Every record should be written out exactly, with the pictures left out.

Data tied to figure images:
-- start --

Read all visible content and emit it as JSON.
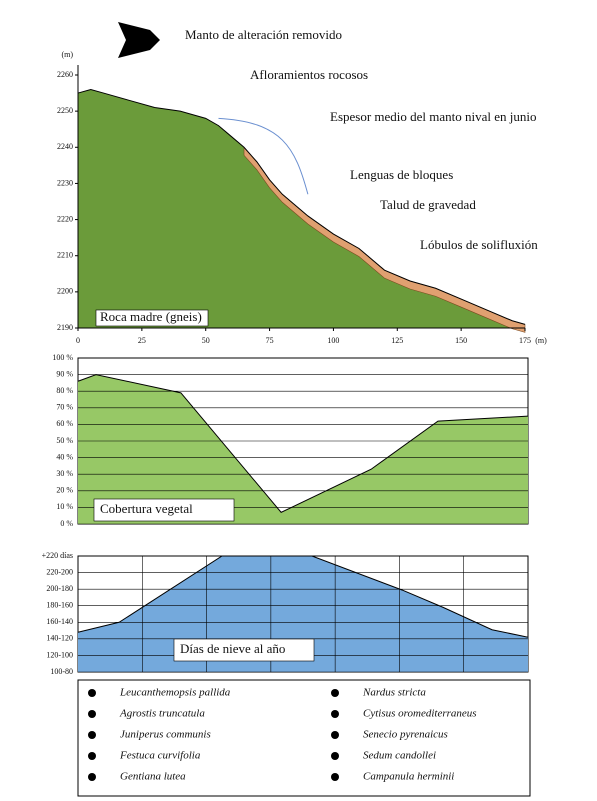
{
  "chart_data": [
    {
      "type": "profile",
      "annotations": [
        "Manto de alteración removido",
        "Afloramientos rocosos",
        "Espesor medio del manto nival en junio",
        "Lenguas de bloques",
        "Talud de gravedad",
        "Lóbulos de solifluxión",
        "Roca madre (gneis)"
      ],
      "x": [
        0,
        5,
        10,
        20,
        30,
        40,
        50,
        55,
        60,
        65,
        70,
        75,
        80,
        90,
        100,
        110,
        120,
        130,
        140,
        150,
        160,
        170,
        175
      ],
      "values": [
        2255,
        2256,
        2255,
        2253,
        2251,
        2250,
        2248,
        2246,
        2243,
        2240,
        2236,
        2231,
        2227,
        2221,
        2216,
        2212,
        2206,
        2203,
        2201,
        2198,
        2195,
        2192,
        2191
      ],
      "color": "#6b9b3a",
      "xlim": [
        0,
        175
      ],
      "xticks": [
        0,
        25,
        50,
        75,
        100,
        125,
        150,
        175
      ],
      "x_unit": "(m)",
      "ylim": [
        2190,
        2260
      ],
      "yticks": [
        2190,
        2200,
        2210,
        2220,
        2230,
        2240,
        2250,
        2260
      ],
      "y_unit": "(m)"
    },
    {
      "type": "area",
      "label": "Cobertura vegetal",
      "x": [
        0,
        7,
        40,
        79,
        114,
        140,
        175
      ],
      "values": [
        86,
        90,
        79,
        7,
        33,
        62,
        65
      ],
      "color": "#97c866",
      "xlim": [
        0,
        175
      ],
      "ylim": [
        0,
        100
      ],
      "yticks": [
        {
          "value": 0,
          "label": "0 %"
        },
        {
          "value": 10,
          "label": "10 %"
        },
        {
          "value": 20,
          "label": "20 %"
        },
        {
          "value": 30,
          "label": "30 %"
        },
        {
          "value": 40,
          "label": "40 %"
        },
        {
          "value": 50,
          "label": "50 %"
        },
        {
          "value": 60,
          "label": "60 %"
        },
        {
          "value": 70,
          "label": "70 %"
        },
        {
          "value": 80,
          "label": "80 %"
        },
        {
          "value": 90,
          "label": "90 %"
        },
        {
          "value": 100,
          "label": "100 %"
        }
      ],
      "grid": true
    },
    {
      "type": "area",
      "label": "Días de nieve al año",
      "x": [
        0,
        16,
        56,
        91,
        126,
        142,
        161,
        175
      ],
      "values": [
        138,
        150,
        230,
        230,
        189,
        168,
        141,
        132
      ],
      "color": "#74a9dc",
      "xlim": [
        0,
        175
      ],
      "xgrid": [
        25,
        50,
        75,
        100,
        125,
        150
      ],
      "ylim": [
        90,
        230
      ],
      "yticks": [
        {
          "value": 90,
          "label": "100-80"
        },
        {
          "value": 110,
          "label": "120-100"
        },
        {
          "value": 130,
          "label": "140-120"
        },
        {
          "value": 150,
          "label": "160-140"
        },
        {
          "value": 170,
          "label": "180-160"
        },
        {
          "value": 190,
          "label": "200-180"
        },
        {
          "value": 210,
          "label": "220-200"
        },
        {
          "value": 230,
          "label": "+220 días"
        }
      ],
      "grid": true
    }
  ],
  "legend": {
    "items": [
      "Leucanthemopsis pallida",
      "Agrostis truncatula",
      "Juniperus communis",
      "Festuca curvifolia",
      "Gentiana lutea",
      "Nardus stricta",
      "Cytisus oromediterraneus",
      "Senecio pyrenaicus",
      "Sedum candollei",
      "Campanula herminii"
    ]
  }
}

-- end --

### Answer for the task
Read all visible content and emit it as JSON.
{
  "chart_data": [
    {
      "type": "profile",
      "annotations": [
        "Manto de alteración removido",
        "Afloramientos rocosos",
        "Espesor medio del manto nival en junio",
        "Lenguas de bloques",
        "Talud de gravedad",
        "Lóbulos de solifluxión",
        "Roca madre (gneis)"
      ],
      "x": [
        0,
        5,
        10,
        20,
        30,
        40,
        50,
        55,
        60,
        65,
        70,
        75,
        80,
        90,
        100,
        110,
        120,
        130,
        140,
        150,
        160,
        170,
        175
      ],
      "values": [
        2255,
        2256,
        2255,
        2253,
        2251,
        2250,
        2248,
        2246,
        2243,
        2240,
        2236,
        2231,
        2227,
        2221,
        2216,
        2212,
        2206,
        2203,
        2201,
        2198,
        2195,
        2192,
        2191
      ],
      "color": "#6b9b3a",
      "xlim": [
        0,
        175
      ],
      "xticks": [
        0,
        25,
        50,
        75,
        100,
        125,
        150,
        175
      ],
      "x_unit": "(m)",
      "ylim": [
        2190,
        2260
      ],
      "yticks": [
        2190,
        2200,
        2210,
        2220,
        2230,
        2240,
        2250,
        2260
      ],
      "y_unit": "(m)"
    },
    {
      "type": "area",
      "label": "Cobertura vegetal",
      "x": [
        0,
        7,
        40,
        79,
        114,
        140,
        175
      ],
      "values": [
        86,
        90,
        79,
        7,
        33,
        62,
        65
      ],
      "color": "#97c866",
      "xlim": [
        0,
        175
      ],
      "ylim": [
        0,
        100
      ],
      "yticks": [
        {
          "value": 0,
          "label": "0 %"
        },
        {
          "value": 10,
          "label": "10 %"
        },
        {
          "value": 20,
          "label": "20 %"
        },
        {
          "value": 30,
          "label": "30 %"
        },
        {
          "value": 40,
          "label": "40 %"
        },
        {
          "value": 50,
          "label": "50 %"
        },
        {
          "value": 60,
          "label": "60 %"
        },
        {
          "value": 70,
          "label": "70 %"
        },
        {
          "value": 80,
          "label": "80 %"
        },
        {
          "value": 90,
          "label": "90 %"
        },
        {
          "value": 100,
          "label": "100 %"
        }
      ],
      "grid": true
    },
    {
      "type": "area",
      "label": "Días de nieve al año",
      "x": [
        0,
        16,
        56,
        91,
        126,
        142,
        161,
        175
      ],
      "values": [
        138,
        150,
        230,
        230,
        189,
        168,
        141,
        132
      ],
      "color": "#74a9dc",
      "xlim": [
        0,
        175
      ],
      "xgrid": [
        25,
        50,
        75,
        100,
        125,
        150
      ],
      "ylim": [
        90,
        230
      ],
      "yticks": [
        {
          "value": 90,
          "label": "100-80"
        },
        {
          "value": 110,
          "label": "120-100"
        },
        {
          "value": 130,
          "label": "140-120"
        },
        {
          "value": 150,
          "label": "160-140"
        },
        {
          "value": 170,
          "label": "180-160"
        },
        {
          "value": 190,
          "label": "200-180"
        },
        {
          "value": 210,
          "label": "220-200"
        },
        {
          "value": 230,
          "label": "+220 días"
        }
      ],
      "grid": true
    }
  ],
  "legend": {
    "items": [
      "Leucanthemopsis pallida",
      "Agrostis truncatula",
      "Juniperus communis",
      "Festuca curvifolia",
      "Gentiana lutea",
      "Nardus stricta",
      "Cytisus oromediterraneus",
      "Senecio pyrenaicus",
      "Sedum candollei",
      "Campanula herminii"
    ]
  }
}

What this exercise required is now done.